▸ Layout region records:
▬▬▬
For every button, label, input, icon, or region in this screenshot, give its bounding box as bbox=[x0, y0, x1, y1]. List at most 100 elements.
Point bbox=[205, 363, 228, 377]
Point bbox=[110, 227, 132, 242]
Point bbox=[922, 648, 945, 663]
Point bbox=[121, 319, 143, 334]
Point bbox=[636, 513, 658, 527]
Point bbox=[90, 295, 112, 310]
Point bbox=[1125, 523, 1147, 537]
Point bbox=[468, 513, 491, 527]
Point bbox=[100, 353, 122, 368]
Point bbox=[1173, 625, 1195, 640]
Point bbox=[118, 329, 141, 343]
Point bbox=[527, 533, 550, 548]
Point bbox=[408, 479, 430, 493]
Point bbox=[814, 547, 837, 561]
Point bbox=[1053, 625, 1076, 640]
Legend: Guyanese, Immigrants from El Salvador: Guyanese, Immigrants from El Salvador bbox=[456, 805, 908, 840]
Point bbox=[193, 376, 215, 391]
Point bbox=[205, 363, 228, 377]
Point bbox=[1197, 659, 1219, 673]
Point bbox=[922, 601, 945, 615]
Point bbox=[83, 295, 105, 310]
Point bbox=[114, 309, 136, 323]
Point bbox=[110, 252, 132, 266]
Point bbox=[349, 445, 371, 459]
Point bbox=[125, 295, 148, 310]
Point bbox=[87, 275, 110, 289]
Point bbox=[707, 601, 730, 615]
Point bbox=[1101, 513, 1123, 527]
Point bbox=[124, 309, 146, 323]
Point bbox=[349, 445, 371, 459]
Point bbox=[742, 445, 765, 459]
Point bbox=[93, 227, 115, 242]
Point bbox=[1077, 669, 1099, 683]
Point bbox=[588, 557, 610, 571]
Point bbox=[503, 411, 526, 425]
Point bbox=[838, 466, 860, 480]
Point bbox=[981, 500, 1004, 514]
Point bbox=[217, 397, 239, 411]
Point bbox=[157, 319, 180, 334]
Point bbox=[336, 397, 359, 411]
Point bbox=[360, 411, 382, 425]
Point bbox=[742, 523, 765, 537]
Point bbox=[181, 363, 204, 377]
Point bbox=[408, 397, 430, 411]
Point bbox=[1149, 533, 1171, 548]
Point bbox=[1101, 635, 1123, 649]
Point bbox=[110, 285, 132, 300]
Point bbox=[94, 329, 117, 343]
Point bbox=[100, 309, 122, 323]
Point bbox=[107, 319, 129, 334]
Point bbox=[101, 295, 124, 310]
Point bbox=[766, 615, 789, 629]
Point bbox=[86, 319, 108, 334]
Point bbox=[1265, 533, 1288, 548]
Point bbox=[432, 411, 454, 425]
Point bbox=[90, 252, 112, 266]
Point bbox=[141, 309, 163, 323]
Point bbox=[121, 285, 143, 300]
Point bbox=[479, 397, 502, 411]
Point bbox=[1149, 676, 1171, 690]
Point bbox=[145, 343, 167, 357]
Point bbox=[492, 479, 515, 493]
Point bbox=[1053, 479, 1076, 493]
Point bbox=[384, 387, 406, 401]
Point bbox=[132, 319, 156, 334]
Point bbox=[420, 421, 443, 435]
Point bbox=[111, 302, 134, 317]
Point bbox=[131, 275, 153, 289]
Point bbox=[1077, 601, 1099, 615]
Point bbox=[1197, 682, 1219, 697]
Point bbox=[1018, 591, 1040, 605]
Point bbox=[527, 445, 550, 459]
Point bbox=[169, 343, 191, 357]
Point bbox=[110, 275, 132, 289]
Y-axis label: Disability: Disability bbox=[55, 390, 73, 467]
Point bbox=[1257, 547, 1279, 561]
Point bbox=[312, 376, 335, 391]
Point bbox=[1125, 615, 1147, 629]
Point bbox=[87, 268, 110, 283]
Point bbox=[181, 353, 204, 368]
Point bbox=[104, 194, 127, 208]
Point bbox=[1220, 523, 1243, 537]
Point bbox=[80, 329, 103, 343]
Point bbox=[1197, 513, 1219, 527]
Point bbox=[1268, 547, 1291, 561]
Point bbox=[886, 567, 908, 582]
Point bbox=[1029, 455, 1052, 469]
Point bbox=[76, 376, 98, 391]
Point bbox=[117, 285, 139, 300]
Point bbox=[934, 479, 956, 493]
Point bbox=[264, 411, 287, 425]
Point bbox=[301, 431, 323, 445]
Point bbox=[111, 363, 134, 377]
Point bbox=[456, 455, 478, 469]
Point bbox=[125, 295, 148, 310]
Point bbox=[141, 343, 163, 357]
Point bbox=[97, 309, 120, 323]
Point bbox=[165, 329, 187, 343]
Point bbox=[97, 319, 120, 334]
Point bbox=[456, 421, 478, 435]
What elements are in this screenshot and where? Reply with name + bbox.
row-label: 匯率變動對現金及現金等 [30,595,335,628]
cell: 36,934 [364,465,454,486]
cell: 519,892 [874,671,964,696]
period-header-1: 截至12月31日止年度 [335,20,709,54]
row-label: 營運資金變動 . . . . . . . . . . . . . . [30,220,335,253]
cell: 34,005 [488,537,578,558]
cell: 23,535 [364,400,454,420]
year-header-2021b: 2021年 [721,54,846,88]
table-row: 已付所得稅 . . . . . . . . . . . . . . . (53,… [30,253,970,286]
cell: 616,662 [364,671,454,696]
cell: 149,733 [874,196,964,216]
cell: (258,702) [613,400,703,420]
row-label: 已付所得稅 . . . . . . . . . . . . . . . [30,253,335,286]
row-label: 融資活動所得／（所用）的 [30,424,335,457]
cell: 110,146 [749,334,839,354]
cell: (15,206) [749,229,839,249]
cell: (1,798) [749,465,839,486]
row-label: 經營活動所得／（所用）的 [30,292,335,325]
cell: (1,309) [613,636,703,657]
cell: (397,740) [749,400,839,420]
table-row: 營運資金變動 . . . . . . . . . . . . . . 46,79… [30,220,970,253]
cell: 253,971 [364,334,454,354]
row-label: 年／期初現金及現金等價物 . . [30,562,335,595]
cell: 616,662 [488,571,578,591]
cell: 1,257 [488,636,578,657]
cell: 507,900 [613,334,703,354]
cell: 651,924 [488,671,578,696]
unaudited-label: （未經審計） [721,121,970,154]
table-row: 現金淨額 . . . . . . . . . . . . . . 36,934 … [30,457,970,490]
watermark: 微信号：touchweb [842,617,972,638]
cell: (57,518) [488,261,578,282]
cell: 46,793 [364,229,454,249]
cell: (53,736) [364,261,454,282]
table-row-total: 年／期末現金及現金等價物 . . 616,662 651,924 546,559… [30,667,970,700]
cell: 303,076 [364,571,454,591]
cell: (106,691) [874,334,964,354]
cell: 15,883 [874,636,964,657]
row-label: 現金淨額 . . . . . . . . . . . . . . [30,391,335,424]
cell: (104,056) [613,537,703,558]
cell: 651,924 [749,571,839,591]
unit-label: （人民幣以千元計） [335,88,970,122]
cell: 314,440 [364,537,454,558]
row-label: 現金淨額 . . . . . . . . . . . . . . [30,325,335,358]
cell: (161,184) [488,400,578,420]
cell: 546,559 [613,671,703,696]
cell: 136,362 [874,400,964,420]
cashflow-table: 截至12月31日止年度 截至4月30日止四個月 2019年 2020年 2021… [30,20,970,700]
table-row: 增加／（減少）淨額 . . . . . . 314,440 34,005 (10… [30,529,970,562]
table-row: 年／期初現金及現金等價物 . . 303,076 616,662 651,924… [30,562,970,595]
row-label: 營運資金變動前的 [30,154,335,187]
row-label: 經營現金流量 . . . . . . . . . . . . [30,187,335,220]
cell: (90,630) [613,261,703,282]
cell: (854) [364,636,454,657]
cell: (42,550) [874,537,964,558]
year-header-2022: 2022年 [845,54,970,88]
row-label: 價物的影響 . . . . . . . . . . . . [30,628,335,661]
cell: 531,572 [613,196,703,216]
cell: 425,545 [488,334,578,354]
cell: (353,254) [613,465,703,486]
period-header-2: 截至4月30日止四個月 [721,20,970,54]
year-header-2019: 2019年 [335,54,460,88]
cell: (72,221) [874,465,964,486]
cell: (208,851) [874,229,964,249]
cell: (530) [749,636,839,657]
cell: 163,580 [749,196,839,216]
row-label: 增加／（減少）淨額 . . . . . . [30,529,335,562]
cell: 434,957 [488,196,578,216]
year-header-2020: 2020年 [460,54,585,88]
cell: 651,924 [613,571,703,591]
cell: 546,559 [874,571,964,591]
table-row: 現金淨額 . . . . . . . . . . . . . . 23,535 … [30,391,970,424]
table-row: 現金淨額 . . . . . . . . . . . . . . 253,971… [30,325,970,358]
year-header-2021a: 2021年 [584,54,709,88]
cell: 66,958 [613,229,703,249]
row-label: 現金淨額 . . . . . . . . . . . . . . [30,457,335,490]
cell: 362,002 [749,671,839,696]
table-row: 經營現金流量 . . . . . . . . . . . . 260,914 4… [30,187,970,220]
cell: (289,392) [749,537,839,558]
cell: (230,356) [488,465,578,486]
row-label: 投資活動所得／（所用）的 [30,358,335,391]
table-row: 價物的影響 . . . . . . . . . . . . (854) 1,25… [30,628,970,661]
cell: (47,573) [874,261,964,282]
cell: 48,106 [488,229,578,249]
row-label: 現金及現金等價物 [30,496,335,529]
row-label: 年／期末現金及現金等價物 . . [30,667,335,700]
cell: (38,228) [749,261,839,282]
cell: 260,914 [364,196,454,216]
▬▬▬
▸ Work instructions:
Copy out everything from the start of the material down to the line containing "Point bbox=[527, 533, 550, 548]", including both of those lines.

▸ Answer in full:
For every button, label, input, icon, or region in this screenshot, give its bounding box as bbox=[x0, y0, x1, y1]. List at most 100 elements.
Point bbox=[205, 363, 228, 377]
Point bbox=[110, 227, 132, 242]
Point bbox=[922, 648, 945, 663]
Point bbox=[121, 319, 143, 334]
Point bbox=[636, 513, 658, 527]
Point bbox=[90, 295, 112, 310]
Point bbox=[1125, 523, 1147, 537]
Point bbox=[468, 513, 491, 527]
Point bbox=[100, 353, 122, 368]
Point bbox=[1173, 625, 1195, 640]
Point bbox=[118, 329, 141, 343]
Point bbox=[527, 533, 550, 548]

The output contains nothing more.